Retype exactly the lines below, starting with the line that contains "Read this page and output its text content." and ending with the last line; leave out any pictures.

(Extracted data entries)
────

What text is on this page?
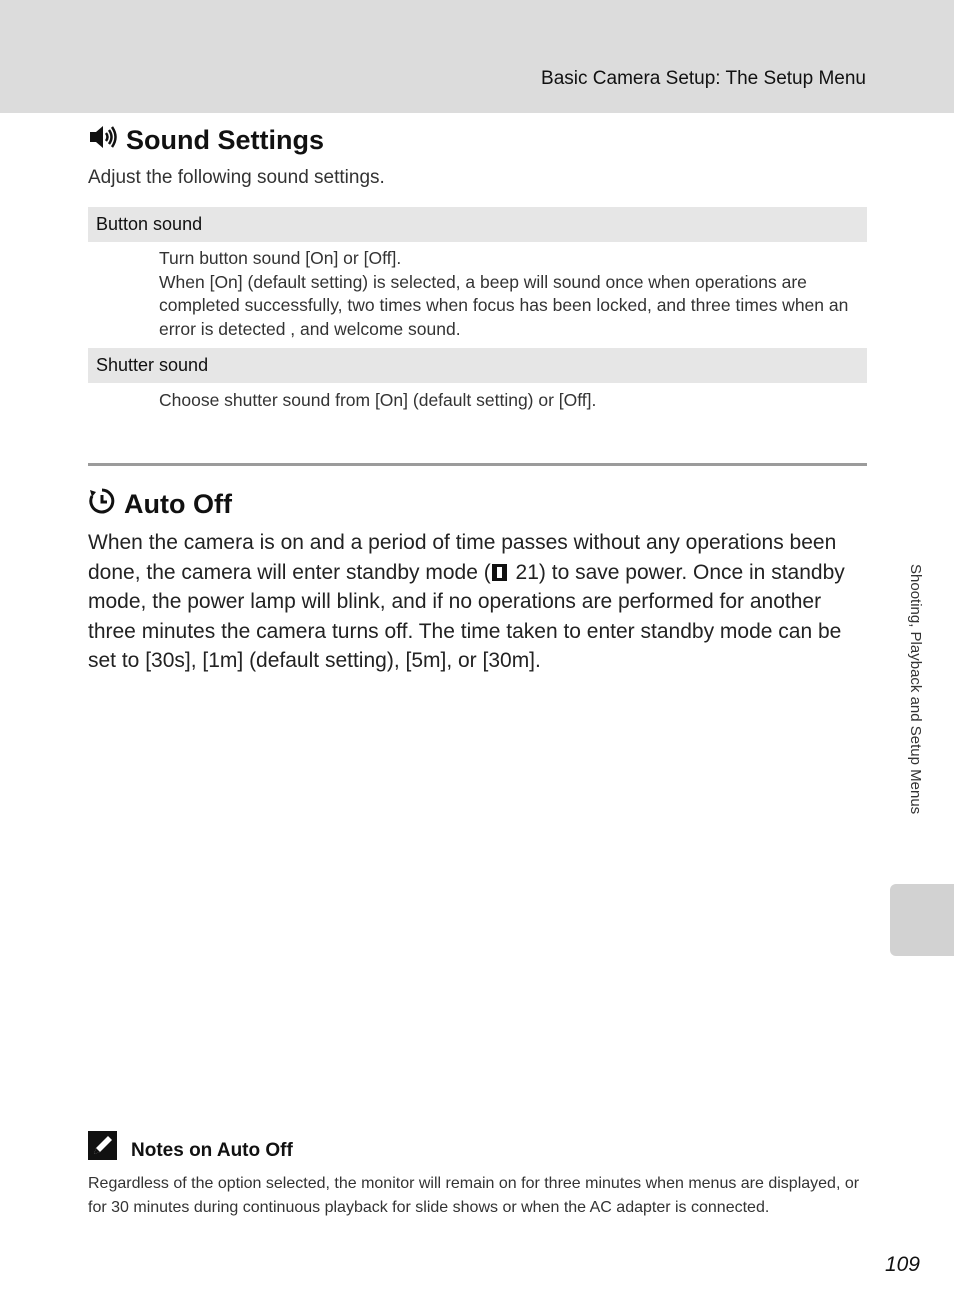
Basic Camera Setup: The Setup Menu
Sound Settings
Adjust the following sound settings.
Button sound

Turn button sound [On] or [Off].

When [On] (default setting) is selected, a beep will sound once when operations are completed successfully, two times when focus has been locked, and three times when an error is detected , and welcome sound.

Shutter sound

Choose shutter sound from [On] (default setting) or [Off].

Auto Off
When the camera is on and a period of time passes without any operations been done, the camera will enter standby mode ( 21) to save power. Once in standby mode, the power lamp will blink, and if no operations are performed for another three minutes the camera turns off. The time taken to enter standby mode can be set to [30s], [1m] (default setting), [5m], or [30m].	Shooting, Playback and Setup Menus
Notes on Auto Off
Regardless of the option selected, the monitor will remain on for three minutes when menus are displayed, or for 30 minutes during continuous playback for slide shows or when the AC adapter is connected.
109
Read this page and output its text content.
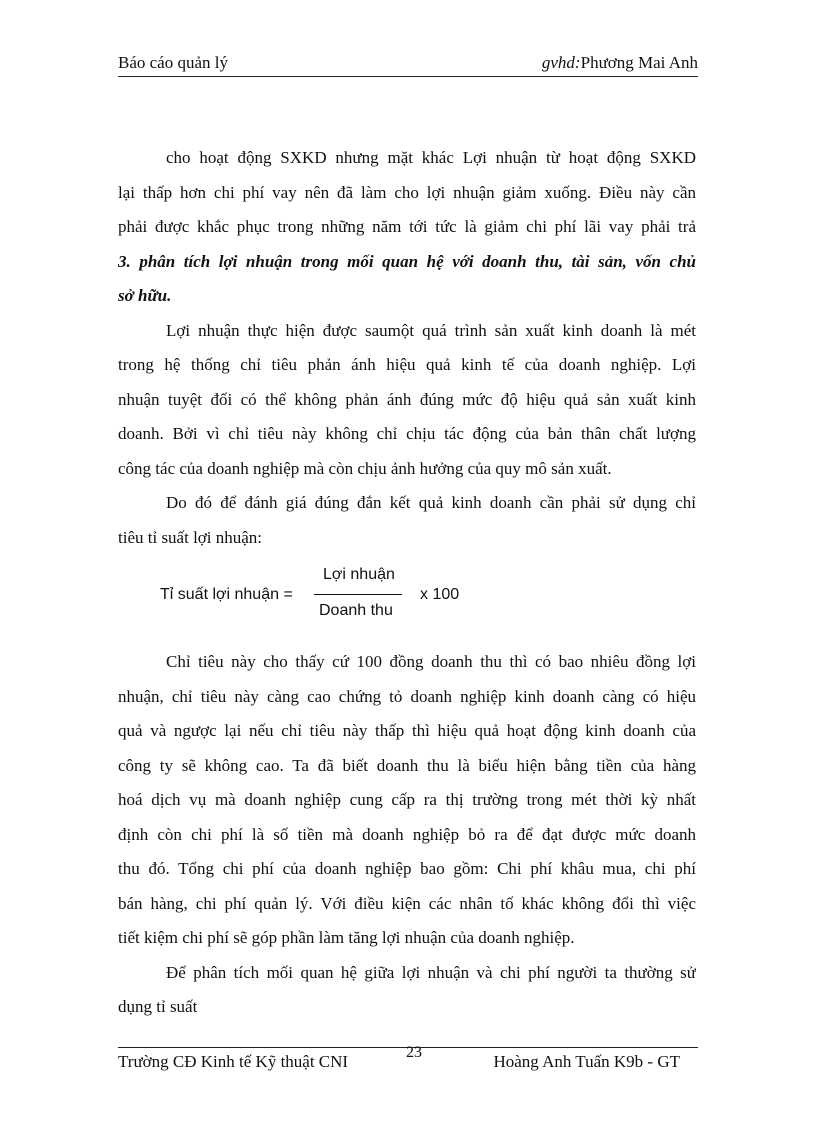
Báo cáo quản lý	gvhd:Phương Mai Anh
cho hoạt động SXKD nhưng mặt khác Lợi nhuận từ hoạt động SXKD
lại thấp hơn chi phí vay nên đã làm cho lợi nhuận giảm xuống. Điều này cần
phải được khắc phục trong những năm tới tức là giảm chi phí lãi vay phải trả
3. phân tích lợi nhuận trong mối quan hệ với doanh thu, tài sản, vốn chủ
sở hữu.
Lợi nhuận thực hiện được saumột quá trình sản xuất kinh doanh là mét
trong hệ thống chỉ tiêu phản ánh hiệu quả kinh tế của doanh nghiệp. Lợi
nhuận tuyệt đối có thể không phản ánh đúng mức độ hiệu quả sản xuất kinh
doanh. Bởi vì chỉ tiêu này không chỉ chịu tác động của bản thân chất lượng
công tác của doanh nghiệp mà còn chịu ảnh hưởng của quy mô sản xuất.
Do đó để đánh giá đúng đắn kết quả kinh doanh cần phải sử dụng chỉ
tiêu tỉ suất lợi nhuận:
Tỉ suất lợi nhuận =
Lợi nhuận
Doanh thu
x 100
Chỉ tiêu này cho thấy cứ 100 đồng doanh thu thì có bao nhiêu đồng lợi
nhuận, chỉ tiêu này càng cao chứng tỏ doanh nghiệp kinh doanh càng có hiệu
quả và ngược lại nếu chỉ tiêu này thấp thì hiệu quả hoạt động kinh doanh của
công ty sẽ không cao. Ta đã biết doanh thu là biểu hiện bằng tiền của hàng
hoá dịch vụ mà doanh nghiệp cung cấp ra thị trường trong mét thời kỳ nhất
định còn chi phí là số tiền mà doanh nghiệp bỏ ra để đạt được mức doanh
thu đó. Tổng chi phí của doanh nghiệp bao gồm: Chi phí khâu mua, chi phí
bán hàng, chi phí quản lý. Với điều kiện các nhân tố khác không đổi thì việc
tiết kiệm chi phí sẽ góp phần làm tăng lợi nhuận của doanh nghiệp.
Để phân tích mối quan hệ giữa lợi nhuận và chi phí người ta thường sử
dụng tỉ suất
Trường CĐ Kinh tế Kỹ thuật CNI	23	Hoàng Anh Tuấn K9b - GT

────

Exercise result.
Read this page and output its text content.
Báo cáo quản lý	gvhd:Phương Mai Anh
cho hoạt động SXKD nhưng mặt khác Lợi nhuận từ hoạt động SXKD
lại thấp hơn chi phí vay nên đã làm cho lợi nhuận giảm xuống. Điều này cần
phải được khắc phục trong những năm tới tức là giảm chi phí lãi vay phải trả
3. phân tích lợi nhuận trong mối quan hệ với doanh thu, tài sản, vốn chủ
sở hữu.
Lợi nhuận thực hiện được saumột quá trình sản xuất kinh doanh là mét
trong hệ thống chỉ tiêu phản ánh hiệu quả kinh tế của doanh nghiệp. Lợi
nhuận tuyệt đối có thể không phản ánh đúng mức độ hiệu quả sản xuất kinh
doanh. Bởi vì chỉ tiêu này không chỉ chịu tác động của bản thân chất lượng
công tác của doanh nghiệp mà còn chịu ảnh hưởng của quy mô sản xuất.
Do đó để đánh giá đúng đắn kết quả kinh doanh cần phải sử dụng chỉ
tiêu tỉ suất lợi nhuận:
Tỉ suất lợi nhuận =
Lợi nhuận
Doanh thu
x 100
Chỉ tiêu này cho thấy cứ 100 đồng doanh thu thì có bao nhiêu đồng lợi
nhuận, chỉ tiêu này càng cao chứng tỏ doanh nghiệp kinh doanh càng có hiệu
quả và ngược lại nếu chỉ tiêu này thấp thì hiệu quả hoạt động kinh doanh của
công ty sẽ không cao. Ta đã biết doanh thu là biểu hiện bằng tiền của hàng
hoá dịch vụ mà doanh nghiệp cung cấp ra thị trường trong mét thời kỳ nhất
định còn chi phí là số tiền mà doanh nghiệp bỏ ra để đạt được mức doanh
thu đó. Tổng chi phí của doanh nghiệp bao gồm: Chi phí khâu mua, chi phí
bán hàng, chi phí quản lý. Với điều kiện các nhân tố khác không đổi thì việc
tiết kiệm chi phí sẽ góp phần làm tăng lợi nhuận của doanh nghiệp.
Để phân tích mối quan hệ giữa lợi nhuận và chi phí người ta thường sử
dụng tỉ suất
Trường CĐ Kinh tế Kỹ thuật CNI	23	Hoàng Anh Tuấn K9b - GT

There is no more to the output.